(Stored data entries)
## Begin

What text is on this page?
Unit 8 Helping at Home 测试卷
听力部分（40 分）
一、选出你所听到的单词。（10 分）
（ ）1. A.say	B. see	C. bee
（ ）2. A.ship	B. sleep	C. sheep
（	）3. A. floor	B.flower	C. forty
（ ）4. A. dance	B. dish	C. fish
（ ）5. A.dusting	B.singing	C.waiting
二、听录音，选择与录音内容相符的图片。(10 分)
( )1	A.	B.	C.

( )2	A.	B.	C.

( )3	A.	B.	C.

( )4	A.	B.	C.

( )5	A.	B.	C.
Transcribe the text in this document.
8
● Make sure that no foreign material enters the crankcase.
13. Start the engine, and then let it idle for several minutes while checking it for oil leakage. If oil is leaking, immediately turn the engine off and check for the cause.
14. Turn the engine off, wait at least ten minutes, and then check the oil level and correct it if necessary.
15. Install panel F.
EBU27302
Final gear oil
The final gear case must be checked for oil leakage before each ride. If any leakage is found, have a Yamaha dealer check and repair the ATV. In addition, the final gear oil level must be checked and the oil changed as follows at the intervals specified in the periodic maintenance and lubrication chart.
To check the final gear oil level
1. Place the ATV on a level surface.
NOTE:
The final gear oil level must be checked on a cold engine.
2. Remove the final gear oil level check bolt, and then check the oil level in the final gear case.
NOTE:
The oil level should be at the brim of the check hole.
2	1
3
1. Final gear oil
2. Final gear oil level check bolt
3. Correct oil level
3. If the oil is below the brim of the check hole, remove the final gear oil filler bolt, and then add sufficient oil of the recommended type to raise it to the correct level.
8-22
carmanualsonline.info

## End

• **REQUEST**: Write the material out again in its entirety, exactly as shown.

• **SOLUTION**:
What text is on this page?
Unit 8 Helping at Home 测试卷
听力部分（40 分）
一、选出你所听到的单词。（10 分）
（ ）1. A.say	B. see	C. bee
（ ）2. A.ship	B. sleep	C. sheep
（	）3. A. floor	B.flower	C. forty
（ ）4. A. dance	B. dish	C. fish
（ ）5. A.dusting	B.singing	C.waiting
二、听录音，选择与录音内容相符的图片。(10 分)
( )1	A.	B.	C.

( )2	A.	B.	C.

( )3	A.	B.	C.

( )4	A.	B.	C.

( )5	A.	B.	C.
Transcribe the text in this document.
8
● Make sure that no foreign material enters the crankcase.
13. Start the engine, and then let it idle for several minutes while checking it for oil leakage. If oil is leaking, immediately turn the engine off and check for the cause.
14. Turn the engine off, wait at least ten minutes, and then check the oil level and correct it if necessary.
15. Install panel F.
EBU27302
Final gear oil
The final gear case must be checked for oil leakage before each ride. If any leakage is found, have a Yamaha dealer check and repair the ATV. In addition, the final gear oil level must be checked and the oil changed as follows at the intervals specified in the periodic maintenance and lubrication chart.
To check the final gear oil level
1. Place the ATV on a level surface.
NOTE:
The final gear oil level must be checked on a cold engine.
2. Remove the final gear oil level check bolt, and then check the oil level in the final gear case.
NOTE:
The oil level should be at the brim of the check hole.
2	1
3
1. Final gear oil
2. Final gear oil level check bolt
3. Correct oil level
3. If the oil is below the brim of the check hole, remove the final gear oil filler bolt, and then add sufficient oil of the recommended type to raise it to the correct level.
8-22
carmanualsonline.info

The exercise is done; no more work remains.